Yes you are right, would could tit for tat all day, but the fact is its hardly commercial advertising.

Seems a bit of a joke to me.

Still will edit and replace. Please tell me if you think its ok. :wink:

LEGO


----------



## kmpowell

lego man said:


> but the fact is its hardly commercial advertising.
> 
> Seems a bit of a joke to me.


Why's it a joke?

You could potentially make money (and/or a personal gain) from your product/company via the placement of the link and/or image in your signature. That is commercial advertising.

I really don't understand how you can see it in any other light?!? :?


----------



## rustyintegrale

kmpowell said:


> Why's it a joke?
> 
> You could potentially make money (and/or a personal gain) from your product/company via the placement of the link and/or image in your signature. That is commercial advertising.
> 
> I really don't understand how you can see it in any other light?!? :?


Kev, I've read this thread from start to finish and at the end he said he'd sort it for your approval.

Isn't that the result you wanted? This post was a tad inflammatory (in my opinion). None of my business maybe but he's a popular bloke and we all make errors of judgement... :wink:

Cheers

rich


----------



## kmpowell

rustyintegrale said:


> Isn't that the result you wanted?


Yes of course, but it would also be nice for members to understand why the rules are in place and not to call it 'a joke'.

As far as I can see it's commercial advertising, or am I missing something? [smiley=book2.gif]


----------



## rustyintegrale

kmpowell said:


> rustyintegrale said:
> 
> 
> 
> Isn't that the result you wanted?
> 
> 
> 
> Yes of course, but it would also be nice for members to understand why the rules are in place and not to call it 'a joke'.
> 
> As far as I can see it's commercial advertising, or am I missing something? [smiley=book2.gif]
Click to expand...

Nope, not at all. Except he said he'd sort it.

Kev, it's none of my business. I'm not a mod and it's not my forum. I just felt your last comment was not required and you already had the result you asked for.

No hard feelings mate... :wink:

Cheers

rich


----------



## kmpowell

rustyintegrale said:


> No hard feelings mate... :wink:


None at all mate, it's been a long day which perhaps has not helped my mood!


----------



## rustyintegrale

kmpowell said:


> rustyintegrale said:
> 
> 
> 
> No hard feelings mate... :wink:
> 
> 
> 
> None at all mate, it's been a long day which perhaps has not helped my mood!
Click to expand...

We've all been there mate... :wink: Chill with a beer or vino... 

Cheers

rich


----------



## lego man

kmpowel,

Like I said, I have no problem in editing my sig. Difference of a opinion which we are all intitled, and yes I do
think its a bit of a joke and its a bit OTT for a small sig that is hardly a advert.

Moving forward.

I would suggest in the future that if there is someone else out there with a similar problem that you 
would pm/email them to explain what is wrong while removing / changing there forum settings etc in not before.

Information shown >>
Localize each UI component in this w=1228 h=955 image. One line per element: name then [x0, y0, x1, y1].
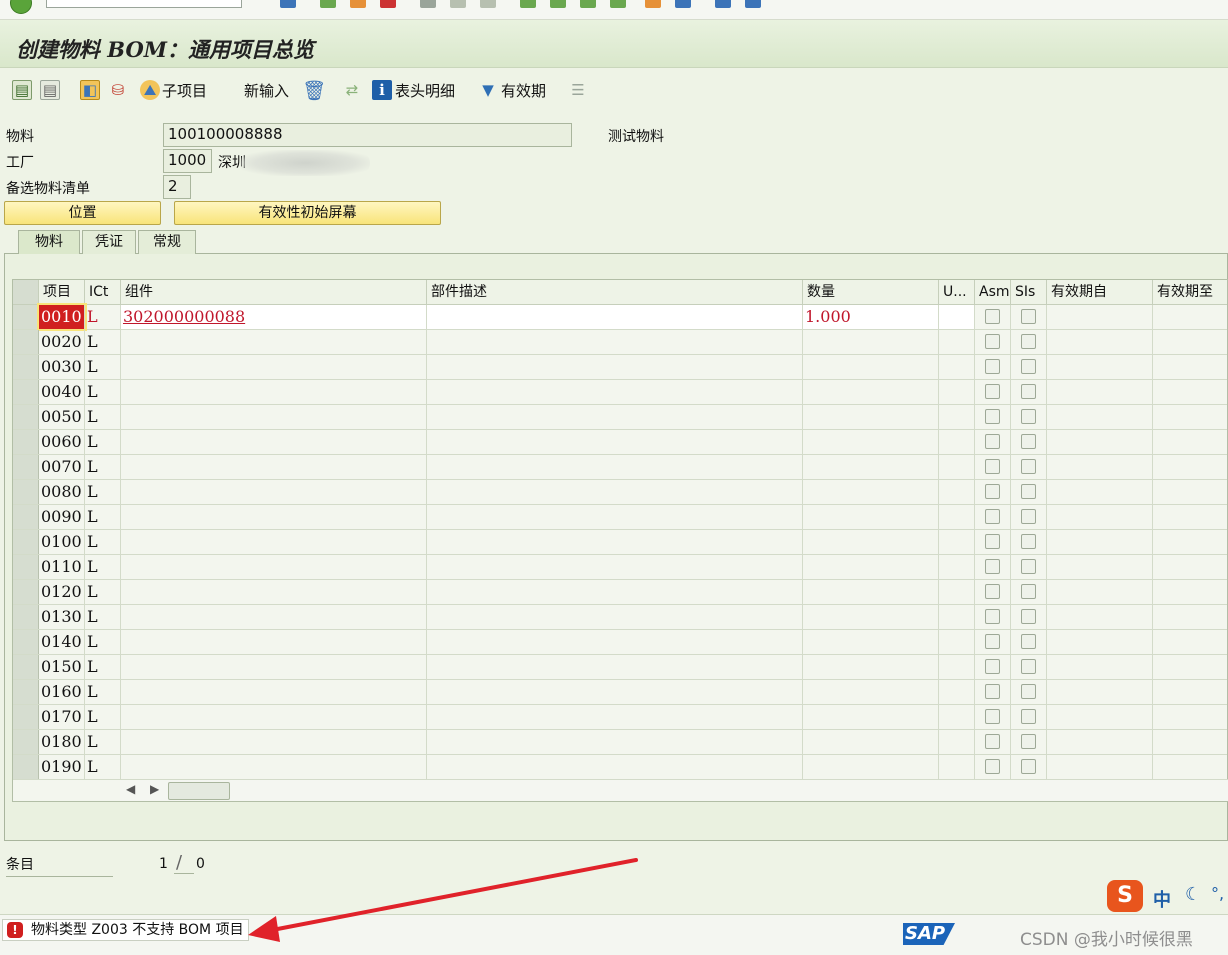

The problem >> Copy the passage of the forum thread that begins at the words "## lego man" and stops after the words "Moving forward.".

Correct result >>
## lego man

kmpowel,

Like I said, I have no problem in editing my sig. Difference of a opinion which we are all intitled, and yes I do
think its a bit of a joke and its a bit OTT for a small sig that is hardly a advert.

Moving forward.